What needs to be done: Find the lines in these entries that include the word "upper" and state how many there are, with no other words.

-- start of Rows --

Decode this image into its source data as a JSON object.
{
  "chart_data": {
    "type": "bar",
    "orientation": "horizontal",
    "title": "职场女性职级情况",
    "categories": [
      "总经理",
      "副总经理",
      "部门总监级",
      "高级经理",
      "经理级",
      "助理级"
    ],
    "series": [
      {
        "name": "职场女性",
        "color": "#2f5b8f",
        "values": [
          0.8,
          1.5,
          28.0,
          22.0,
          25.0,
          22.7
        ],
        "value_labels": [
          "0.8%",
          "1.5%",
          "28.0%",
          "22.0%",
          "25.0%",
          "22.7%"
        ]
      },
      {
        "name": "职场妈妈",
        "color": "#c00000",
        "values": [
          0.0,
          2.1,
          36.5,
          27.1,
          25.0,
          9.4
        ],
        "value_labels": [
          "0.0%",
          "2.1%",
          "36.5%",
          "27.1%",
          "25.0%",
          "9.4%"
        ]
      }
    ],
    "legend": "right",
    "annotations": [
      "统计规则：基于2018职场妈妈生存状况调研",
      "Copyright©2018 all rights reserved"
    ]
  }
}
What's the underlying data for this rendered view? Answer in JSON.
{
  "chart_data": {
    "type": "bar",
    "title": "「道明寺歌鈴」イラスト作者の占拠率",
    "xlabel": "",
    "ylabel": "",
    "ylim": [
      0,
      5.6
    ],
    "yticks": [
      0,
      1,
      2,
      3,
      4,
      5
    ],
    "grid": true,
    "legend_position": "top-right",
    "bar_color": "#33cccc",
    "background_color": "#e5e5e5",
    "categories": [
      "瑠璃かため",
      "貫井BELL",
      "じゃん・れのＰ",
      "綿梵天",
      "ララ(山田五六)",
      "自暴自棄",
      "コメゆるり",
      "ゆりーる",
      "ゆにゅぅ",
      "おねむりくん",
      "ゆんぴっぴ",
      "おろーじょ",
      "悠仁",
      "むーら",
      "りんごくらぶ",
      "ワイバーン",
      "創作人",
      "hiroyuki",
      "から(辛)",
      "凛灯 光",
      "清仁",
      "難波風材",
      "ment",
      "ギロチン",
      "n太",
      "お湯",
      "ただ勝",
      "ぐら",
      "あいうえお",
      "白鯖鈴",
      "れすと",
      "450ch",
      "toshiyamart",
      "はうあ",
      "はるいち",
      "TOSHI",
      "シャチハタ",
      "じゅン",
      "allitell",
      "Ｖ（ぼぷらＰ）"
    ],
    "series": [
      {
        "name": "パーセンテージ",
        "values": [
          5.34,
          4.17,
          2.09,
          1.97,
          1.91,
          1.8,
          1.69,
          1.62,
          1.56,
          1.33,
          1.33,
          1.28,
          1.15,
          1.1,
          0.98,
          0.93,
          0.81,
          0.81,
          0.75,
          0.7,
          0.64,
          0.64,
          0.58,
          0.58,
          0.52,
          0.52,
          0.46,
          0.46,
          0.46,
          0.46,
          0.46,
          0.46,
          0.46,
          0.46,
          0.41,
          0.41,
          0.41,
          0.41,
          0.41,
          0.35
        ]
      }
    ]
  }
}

-- end of Rows --
-- start of Rows --

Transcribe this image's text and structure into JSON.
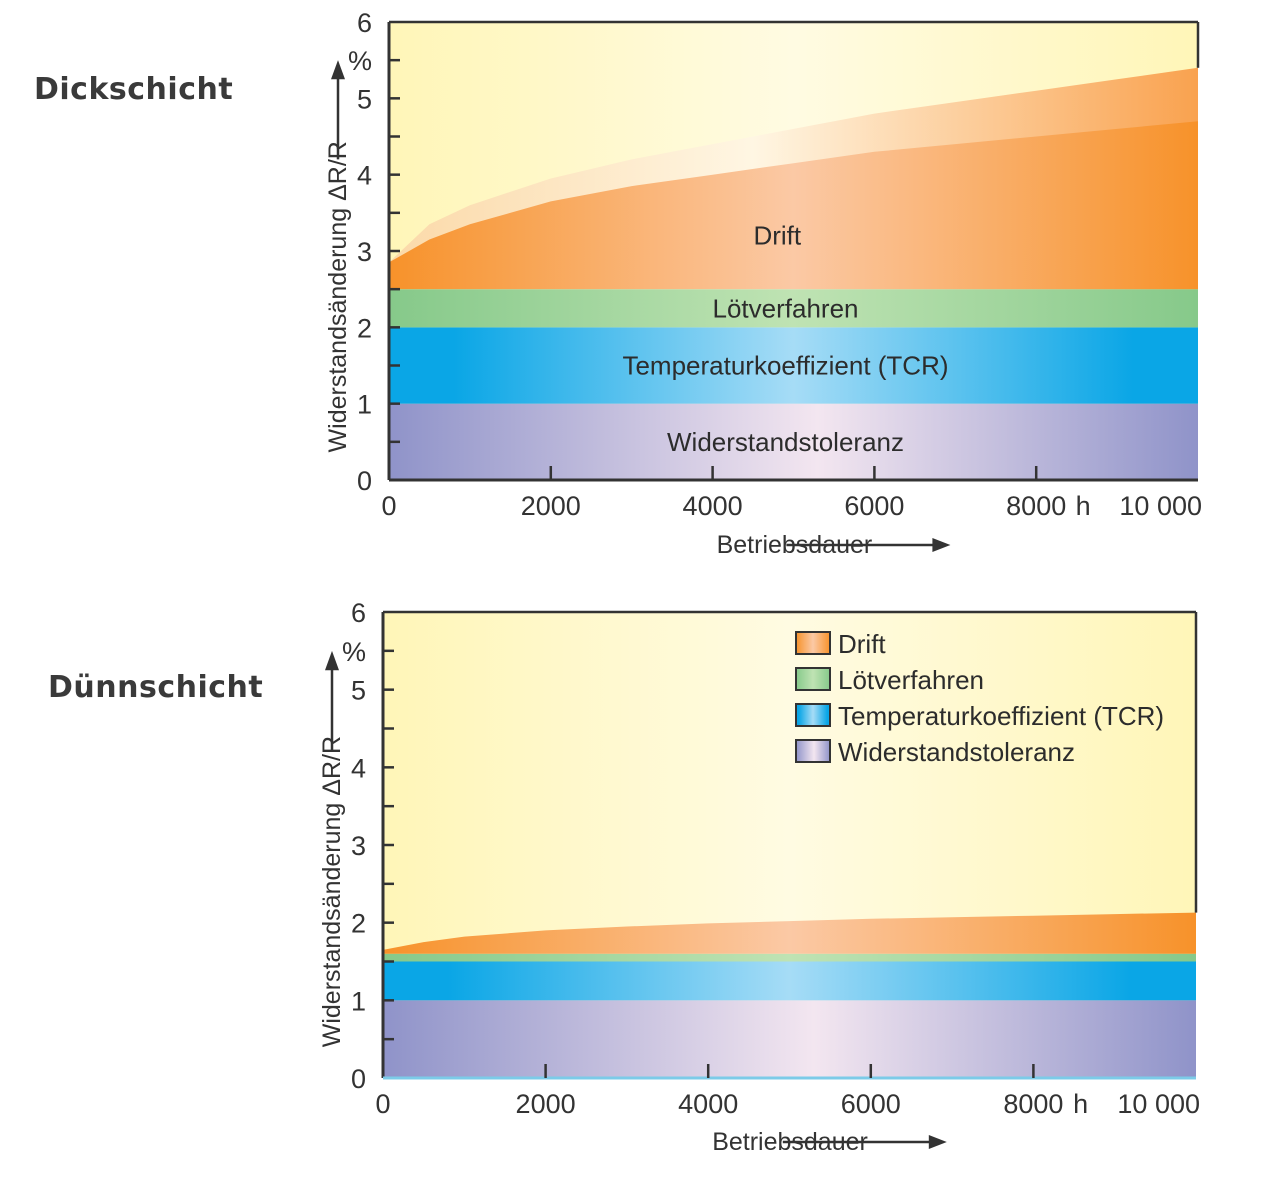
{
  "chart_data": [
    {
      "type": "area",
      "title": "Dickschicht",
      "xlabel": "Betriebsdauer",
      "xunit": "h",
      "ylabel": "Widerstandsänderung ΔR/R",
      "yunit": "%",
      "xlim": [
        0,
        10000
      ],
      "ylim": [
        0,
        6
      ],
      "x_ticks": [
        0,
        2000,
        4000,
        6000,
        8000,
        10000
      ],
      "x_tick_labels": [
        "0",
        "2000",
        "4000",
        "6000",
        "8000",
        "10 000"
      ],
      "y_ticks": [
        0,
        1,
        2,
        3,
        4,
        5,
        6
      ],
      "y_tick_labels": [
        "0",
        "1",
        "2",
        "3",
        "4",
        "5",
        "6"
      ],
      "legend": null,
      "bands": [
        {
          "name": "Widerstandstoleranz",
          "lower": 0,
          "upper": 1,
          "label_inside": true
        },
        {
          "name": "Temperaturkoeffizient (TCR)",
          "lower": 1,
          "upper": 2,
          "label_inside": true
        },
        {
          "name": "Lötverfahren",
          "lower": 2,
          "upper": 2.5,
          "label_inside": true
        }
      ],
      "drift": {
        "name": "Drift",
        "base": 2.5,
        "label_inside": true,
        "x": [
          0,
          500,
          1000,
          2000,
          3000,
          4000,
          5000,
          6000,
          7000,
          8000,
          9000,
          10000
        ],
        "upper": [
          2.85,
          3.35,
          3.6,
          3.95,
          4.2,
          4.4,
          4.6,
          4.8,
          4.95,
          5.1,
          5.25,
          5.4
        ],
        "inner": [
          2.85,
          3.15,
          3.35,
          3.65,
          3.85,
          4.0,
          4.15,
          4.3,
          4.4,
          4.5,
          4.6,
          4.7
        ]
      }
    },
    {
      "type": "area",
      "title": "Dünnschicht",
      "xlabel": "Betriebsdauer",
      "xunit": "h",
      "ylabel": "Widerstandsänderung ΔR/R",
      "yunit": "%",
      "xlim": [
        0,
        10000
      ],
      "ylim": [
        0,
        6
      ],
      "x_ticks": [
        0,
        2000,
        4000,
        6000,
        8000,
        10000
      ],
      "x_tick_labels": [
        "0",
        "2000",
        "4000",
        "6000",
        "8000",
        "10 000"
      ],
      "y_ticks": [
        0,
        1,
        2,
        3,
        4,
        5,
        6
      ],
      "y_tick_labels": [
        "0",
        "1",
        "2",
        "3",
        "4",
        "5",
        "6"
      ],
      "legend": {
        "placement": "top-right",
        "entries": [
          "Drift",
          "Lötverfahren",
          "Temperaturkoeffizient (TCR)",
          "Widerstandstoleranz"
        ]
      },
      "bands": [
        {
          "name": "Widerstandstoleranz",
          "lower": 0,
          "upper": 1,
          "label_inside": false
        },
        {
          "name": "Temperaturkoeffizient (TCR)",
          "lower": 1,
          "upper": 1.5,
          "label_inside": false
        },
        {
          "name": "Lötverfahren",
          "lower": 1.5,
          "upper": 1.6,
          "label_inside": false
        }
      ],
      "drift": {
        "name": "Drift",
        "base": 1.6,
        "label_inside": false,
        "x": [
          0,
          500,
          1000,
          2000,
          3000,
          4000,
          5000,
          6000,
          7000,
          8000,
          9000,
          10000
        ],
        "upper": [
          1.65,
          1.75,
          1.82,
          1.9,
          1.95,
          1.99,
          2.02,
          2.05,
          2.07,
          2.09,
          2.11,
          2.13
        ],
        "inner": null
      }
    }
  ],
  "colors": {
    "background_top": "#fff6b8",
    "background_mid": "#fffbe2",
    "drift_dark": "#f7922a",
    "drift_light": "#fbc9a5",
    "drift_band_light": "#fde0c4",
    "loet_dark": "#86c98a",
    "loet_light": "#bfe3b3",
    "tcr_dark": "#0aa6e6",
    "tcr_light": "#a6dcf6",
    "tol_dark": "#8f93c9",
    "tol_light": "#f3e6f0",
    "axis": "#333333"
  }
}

-- end of Rows --

Solved problem: 8